Given exercise: Using the data beneath, show every line that includes the word "average".

Data rows:
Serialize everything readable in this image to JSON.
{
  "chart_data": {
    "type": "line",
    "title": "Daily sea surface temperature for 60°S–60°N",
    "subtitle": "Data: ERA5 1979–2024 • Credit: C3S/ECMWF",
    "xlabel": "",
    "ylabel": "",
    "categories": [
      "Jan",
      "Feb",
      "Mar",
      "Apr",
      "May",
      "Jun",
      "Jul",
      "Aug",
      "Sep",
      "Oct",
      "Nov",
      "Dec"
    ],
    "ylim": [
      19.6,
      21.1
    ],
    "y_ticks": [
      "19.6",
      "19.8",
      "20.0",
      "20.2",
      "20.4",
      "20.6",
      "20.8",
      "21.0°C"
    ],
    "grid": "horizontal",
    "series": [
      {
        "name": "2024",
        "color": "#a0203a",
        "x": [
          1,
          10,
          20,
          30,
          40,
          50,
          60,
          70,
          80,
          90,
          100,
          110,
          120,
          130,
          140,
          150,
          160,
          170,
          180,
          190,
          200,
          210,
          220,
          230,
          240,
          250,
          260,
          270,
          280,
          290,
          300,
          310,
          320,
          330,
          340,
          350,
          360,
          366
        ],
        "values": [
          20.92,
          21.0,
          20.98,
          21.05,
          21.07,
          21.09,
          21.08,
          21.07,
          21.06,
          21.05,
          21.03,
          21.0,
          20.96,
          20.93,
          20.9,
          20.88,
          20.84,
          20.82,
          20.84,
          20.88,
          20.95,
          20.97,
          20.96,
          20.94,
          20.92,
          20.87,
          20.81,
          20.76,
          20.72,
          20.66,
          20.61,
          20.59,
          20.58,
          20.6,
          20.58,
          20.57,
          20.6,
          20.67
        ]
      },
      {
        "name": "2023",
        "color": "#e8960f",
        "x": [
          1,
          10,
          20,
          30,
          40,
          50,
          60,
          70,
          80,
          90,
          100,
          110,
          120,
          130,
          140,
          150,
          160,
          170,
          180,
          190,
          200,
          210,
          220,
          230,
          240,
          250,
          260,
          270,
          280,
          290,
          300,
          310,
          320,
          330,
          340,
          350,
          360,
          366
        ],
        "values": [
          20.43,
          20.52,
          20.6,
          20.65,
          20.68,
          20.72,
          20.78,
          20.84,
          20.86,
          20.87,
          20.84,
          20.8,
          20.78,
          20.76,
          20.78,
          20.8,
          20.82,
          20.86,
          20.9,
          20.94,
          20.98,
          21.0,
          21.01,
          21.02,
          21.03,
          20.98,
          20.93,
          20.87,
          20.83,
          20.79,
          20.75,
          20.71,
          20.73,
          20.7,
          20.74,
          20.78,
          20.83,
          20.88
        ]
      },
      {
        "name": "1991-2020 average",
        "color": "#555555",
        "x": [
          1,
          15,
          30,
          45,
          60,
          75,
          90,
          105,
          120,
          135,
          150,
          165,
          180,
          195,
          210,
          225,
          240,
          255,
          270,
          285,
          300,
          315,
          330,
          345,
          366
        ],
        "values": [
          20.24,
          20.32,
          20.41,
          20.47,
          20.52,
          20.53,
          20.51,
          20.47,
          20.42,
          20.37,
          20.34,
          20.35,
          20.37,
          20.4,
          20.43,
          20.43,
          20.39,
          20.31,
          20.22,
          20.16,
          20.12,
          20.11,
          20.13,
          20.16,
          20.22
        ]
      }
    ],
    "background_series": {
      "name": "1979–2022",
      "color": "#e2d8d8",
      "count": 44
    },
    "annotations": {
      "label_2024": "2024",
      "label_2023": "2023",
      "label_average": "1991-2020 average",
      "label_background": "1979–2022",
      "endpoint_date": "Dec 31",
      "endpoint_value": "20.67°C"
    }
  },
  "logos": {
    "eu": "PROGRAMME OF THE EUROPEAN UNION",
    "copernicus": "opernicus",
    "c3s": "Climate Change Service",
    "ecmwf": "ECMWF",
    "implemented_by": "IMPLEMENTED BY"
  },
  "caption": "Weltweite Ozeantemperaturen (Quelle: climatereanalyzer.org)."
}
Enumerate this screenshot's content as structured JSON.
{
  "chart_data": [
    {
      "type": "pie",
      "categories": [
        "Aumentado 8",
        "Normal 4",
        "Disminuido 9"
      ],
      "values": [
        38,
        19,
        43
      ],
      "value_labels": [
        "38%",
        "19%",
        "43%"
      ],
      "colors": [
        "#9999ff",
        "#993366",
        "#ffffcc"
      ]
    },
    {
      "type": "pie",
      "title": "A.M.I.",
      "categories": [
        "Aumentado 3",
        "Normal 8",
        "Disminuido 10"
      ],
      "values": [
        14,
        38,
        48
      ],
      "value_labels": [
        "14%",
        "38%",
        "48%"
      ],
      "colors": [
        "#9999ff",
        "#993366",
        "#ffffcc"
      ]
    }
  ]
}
* * *
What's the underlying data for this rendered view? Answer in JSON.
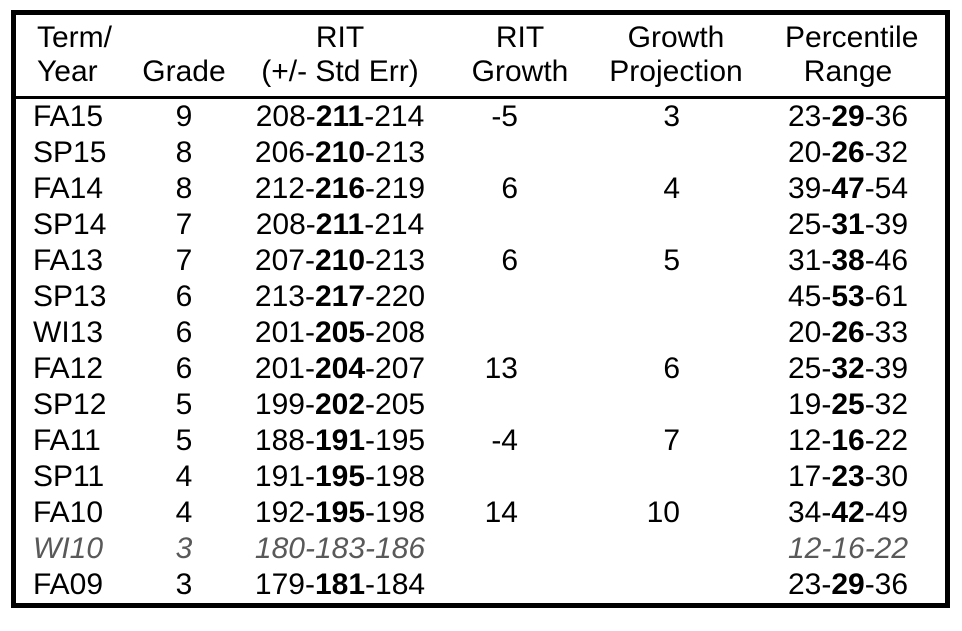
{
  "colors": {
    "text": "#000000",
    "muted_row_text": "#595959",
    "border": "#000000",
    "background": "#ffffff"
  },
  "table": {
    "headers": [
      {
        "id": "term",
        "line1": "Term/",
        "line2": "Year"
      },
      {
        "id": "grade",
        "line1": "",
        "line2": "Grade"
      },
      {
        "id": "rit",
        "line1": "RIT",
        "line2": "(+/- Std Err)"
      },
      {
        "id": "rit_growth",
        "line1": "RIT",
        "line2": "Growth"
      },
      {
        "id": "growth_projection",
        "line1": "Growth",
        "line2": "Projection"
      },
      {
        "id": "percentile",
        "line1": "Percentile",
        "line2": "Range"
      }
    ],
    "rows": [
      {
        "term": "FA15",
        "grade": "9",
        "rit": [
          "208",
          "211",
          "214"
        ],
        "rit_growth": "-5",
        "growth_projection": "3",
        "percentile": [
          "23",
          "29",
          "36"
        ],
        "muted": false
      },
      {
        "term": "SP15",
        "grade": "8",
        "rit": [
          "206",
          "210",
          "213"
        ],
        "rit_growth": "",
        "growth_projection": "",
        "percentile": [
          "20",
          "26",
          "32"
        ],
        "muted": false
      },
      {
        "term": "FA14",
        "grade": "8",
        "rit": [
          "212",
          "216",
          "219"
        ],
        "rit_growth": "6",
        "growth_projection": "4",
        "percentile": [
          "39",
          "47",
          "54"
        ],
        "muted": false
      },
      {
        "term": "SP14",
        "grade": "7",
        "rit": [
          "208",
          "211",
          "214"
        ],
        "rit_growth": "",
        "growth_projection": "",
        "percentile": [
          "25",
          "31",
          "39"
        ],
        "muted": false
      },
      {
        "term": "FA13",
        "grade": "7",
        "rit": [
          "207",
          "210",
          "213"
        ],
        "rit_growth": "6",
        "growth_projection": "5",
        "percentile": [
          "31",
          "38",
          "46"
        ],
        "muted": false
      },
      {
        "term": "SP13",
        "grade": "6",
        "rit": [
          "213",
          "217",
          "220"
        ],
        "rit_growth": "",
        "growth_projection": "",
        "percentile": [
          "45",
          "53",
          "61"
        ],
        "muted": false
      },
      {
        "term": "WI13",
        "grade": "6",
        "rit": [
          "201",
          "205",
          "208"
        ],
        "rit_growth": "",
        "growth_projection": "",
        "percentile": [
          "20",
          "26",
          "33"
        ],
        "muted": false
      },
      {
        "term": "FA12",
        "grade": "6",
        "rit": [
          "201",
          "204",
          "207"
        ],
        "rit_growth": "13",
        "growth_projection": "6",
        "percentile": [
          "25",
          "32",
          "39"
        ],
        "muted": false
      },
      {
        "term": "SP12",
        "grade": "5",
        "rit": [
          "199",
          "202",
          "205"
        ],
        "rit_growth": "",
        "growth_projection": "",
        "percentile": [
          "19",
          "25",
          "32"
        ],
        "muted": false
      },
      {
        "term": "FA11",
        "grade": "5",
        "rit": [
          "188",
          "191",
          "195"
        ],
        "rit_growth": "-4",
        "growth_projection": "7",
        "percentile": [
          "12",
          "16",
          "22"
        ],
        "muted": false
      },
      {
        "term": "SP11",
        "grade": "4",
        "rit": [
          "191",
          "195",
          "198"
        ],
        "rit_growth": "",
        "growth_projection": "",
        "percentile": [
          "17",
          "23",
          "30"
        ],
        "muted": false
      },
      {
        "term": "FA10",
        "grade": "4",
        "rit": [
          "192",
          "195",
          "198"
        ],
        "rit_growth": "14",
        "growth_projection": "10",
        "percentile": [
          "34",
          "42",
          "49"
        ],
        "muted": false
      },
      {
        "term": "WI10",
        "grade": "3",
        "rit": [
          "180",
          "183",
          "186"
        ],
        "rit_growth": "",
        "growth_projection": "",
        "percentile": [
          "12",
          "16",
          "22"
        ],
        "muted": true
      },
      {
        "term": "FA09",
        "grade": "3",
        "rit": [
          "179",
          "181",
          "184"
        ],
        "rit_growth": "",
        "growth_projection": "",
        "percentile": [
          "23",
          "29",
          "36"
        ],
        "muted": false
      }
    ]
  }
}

Finished task:
        "name": "1991-2020 average",
      "label_average": "1991-2020 average",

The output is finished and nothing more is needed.